Objective | Find the word "JSON" in the material below and gather every line that contains it.
════════
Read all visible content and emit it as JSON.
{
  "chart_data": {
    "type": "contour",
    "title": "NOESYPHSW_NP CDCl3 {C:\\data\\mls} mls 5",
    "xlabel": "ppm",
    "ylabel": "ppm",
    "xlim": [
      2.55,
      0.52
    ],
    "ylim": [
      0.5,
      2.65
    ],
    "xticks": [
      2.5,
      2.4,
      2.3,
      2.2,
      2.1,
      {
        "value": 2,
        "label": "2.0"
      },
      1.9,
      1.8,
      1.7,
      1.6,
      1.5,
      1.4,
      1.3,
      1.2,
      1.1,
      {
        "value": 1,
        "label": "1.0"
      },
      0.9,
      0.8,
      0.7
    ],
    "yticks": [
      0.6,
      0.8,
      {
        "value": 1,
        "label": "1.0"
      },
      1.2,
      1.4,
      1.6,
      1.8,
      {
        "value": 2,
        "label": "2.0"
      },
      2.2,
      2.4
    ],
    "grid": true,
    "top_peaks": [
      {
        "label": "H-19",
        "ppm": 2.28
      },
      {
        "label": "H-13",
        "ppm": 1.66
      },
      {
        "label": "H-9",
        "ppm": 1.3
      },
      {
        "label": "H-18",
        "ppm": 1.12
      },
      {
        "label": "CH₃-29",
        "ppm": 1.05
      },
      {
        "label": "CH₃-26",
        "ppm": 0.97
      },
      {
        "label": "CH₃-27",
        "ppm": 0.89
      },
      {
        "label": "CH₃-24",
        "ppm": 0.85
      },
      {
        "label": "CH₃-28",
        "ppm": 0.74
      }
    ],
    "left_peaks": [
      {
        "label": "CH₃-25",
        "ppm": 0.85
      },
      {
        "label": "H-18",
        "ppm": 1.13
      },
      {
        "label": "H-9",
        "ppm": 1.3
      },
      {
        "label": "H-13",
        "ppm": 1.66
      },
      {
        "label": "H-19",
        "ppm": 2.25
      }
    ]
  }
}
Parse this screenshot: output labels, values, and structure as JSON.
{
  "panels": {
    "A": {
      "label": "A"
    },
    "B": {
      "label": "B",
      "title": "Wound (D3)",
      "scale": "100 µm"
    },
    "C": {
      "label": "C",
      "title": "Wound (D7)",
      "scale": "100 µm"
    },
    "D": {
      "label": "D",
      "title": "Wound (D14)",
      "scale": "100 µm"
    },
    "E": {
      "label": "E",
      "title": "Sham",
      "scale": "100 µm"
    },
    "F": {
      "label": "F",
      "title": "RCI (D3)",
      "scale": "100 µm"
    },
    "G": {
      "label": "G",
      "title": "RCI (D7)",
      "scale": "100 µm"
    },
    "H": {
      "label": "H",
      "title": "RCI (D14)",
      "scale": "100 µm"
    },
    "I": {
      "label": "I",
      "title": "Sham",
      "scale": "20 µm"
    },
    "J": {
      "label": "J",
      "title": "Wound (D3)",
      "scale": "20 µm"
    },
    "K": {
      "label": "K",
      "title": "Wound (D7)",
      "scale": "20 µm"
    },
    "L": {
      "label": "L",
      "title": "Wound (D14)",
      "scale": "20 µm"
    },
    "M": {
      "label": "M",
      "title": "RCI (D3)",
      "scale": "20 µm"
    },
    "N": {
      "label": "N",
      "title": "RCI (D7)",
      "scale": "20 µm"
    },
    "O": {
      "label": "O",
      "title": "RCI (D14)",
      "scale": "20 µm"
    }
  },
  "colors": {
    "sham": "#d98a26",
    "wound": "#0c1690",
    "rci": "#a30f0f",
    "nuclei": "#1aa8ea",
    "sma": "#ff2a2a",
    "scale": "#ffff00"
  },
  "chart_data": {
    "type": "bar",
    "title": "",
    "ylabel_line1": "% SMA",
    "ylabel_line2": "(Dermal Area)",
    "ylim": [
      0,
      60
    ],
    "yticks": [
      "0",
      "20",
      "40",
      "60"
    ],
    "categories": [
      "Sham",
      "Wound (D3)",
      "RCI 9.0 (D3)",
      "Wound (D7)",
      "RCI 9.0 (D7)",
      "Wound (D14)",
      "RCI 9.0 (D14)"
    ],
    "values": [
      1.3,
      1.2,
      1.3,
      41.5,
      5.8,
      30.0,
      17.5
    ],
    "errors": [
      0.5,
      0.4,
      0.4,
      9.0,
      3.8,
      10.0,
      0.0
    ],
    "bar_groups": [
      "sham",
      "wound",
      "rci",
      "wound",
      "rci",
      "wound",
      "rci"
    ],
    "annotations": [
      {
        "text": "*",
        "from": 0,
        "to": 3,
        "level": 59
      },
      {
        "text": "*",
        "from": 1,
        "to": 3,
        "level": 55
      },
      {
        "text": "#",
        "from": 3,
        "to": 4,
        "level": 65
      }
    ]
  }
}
════════
Task result |
Read all visible content and emit it as JSON.
Parse this screenshot: output labels, values, and structure as JSON.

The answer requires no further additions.